**Task to complete:** Quote the records beneath, complete and exact. Leave out images.

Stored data
[Start]

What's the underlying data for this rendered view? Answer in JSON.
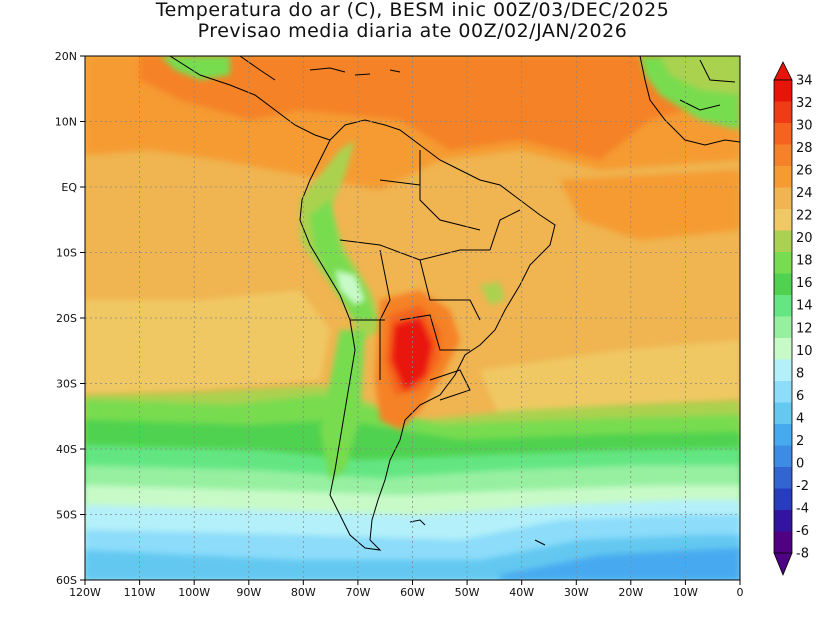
{
  "title": {
    "line1": "Temperatura do ar (C), BESM inic 00Z/03/DEC/2025",
    "line2": "Previsao media diaria ate 00Z/02/JAN/2026"
  },
  "map": {
    "lon_labels": [
      "120W",
      "110W",
      "100W",
      "90W",
      "80W",
      "70W",
      "60W",
      "50W",
      "40W",
      "30W",
      "20W",
      "10W",
      "0"
    ],
    "lat_labels": [
      "20N",
      "10N",
      "EQ",
      "10S",
      "20S",
      "30S",
      "40S",
      "50S",
      "60S"
    ],
    "extent": {
      "lon_min": -120,
      "lon_max": 0,
      "lat_min": -60,
      "lat_max": 20
    }
  },
  "colorbar": {
    "labels": [
      "34",
      "32",
      "30",
      "28",
      "26",
      "24",
      "22",
      "20",
      "18",
      "16",
      "14",
      "12",
      "10",
      "8",
      "6",
      "4",
      "2",
      "0",
      "-2",
      "-4",
      "-6",
      "-8"
    ],
    "colors": [
      "#e8140a",
      "#f03c14",
      "#f5641e",
      "#f58228",
      "#f59b32",
      "#f0b450",
      "#f0c864",
      "#aad250",
      "#78dc50",
      "#50d250",
      "#64e682",
      "#96f0a0",
      "#c8fac8",
      "#b4f0fa",
      "#8cdcfa",
      "#64c8f0",
      "#46aaf0",
      "#3c8ce6",
      "#3264d2",
      "#283cbe",
      "#3214a0",
      "#500082"
    ],
    "min_label": "-8",
    "max_label": "34"
  }
}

[End]

**Exercise result:**
What's the underlying data for this rendered view? Answer in JSON.
{
  "title": {
    "line1": "Temperatura do ar (C), BESM inic 00Z/03/DEC/2025",
    "line2": "Previsao media diaria ate 00Z/02/JAN/2026"
  },
  "map": {
    "lon_labels": [
      "120W",
      "110W",
      "100W",
      "90W",
      "80W",
      "70W",
      "60W",
      "50W",
      "40W",
      "30W",
      "20W",
      "10W",
      "0"
    ],
    "lat_labels": [
      "20N",
      "10N",
      "EQ",
      "10S",
      "20S",
      "30S",
      "40S",
      "50S",
      "60S"
    ],
    "extent": {
      "lon_min": -120,
      "lon_max": 0,
      "lat_min": -60,
      "lat_max": 20
    }
  },
  "colorbar": {
    "labels": [
      "34",
      "32",
      "30",
      "28",
      "26",
      "24",
      "22",
      "20",
      "18",
      "16",
      "14",
      "12",
      "10",
      "8",
      "6",
      "4",
      "2",
      "0",
      "-2",
      "-4",
      "-6",
      "-8"
    ],
    "colors": [
      "#e8140a",
      "#f03c14",
      "#f5641e",
      "#f58228",
      "#f59b32",
      "#f0b450",
      "#f0c864",
      "#aad250",
      "#78dc50",
      "#50d250",
      "#64e682",
      "#96f0a0",
      "#c8fac8",
      "#b4f0fa",
      "#8cdcfa",
      "#64c8f0",
      "#46aaf0",
      "#3c8ce6",
      "#3264d2",
      "#283cbe",
      "#3214a0",
      "#500082"
    ],
    "min_label": "-8",
    "max_label": "34"
  }
}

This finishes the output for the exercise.